● **PROBLEM TO SOLVE**
Search the material below for the word "this". Copy every line that has it.

━━ DATA EXCERPTS

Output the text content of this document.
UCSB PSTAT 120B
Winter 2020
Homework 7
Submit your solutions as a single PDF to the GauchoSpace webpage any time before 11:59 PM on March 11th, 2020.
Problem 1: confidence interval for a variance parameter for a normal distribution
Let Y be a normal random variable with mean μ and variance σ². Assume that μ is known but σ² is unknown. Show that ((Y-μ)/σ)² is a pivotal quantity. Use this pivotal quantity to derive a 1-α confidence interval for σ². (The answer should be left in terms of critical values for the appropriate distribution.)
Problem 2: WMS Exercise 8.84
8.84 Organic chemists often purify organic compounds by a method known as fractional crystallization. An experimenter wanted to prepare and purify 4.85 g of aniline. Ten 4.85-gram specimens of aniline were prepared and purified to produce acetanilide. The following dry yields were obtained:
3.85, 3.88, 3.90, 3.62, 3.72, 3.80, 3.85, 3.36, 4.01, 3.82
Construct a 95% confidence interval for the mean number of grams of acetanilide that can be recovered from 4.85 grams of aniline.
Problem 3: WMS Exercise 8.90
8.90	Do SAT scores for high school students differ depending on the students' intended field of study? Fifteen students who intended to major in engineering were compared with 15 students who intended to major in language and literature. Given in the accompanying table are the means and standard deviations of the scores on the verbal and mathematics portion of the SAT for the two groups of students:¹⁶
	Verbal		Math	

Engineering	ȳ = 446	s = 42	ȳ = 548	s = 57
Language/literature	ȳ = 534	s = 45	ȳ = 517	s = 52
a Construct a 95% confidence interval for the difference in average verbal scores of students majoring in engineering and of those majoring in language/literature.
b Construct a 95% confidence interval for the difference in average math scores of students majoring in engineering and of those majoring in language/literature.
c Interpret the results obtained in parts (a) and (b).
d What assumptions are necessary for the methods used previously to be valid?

━━━━

● **COMPLETE RESPONSE**
Output the text content of this document.
Let Y be a normal random variable with mean μ and variance σ². Assume that μ is known but σ² is unknown. Show that ((Y-μ)/σ)² is a pivotal quantity. Use this pivotal quantity to derive a 1-α confidence interval for σ². (The answer should be left in terms of critical values for the appropriate distribution.)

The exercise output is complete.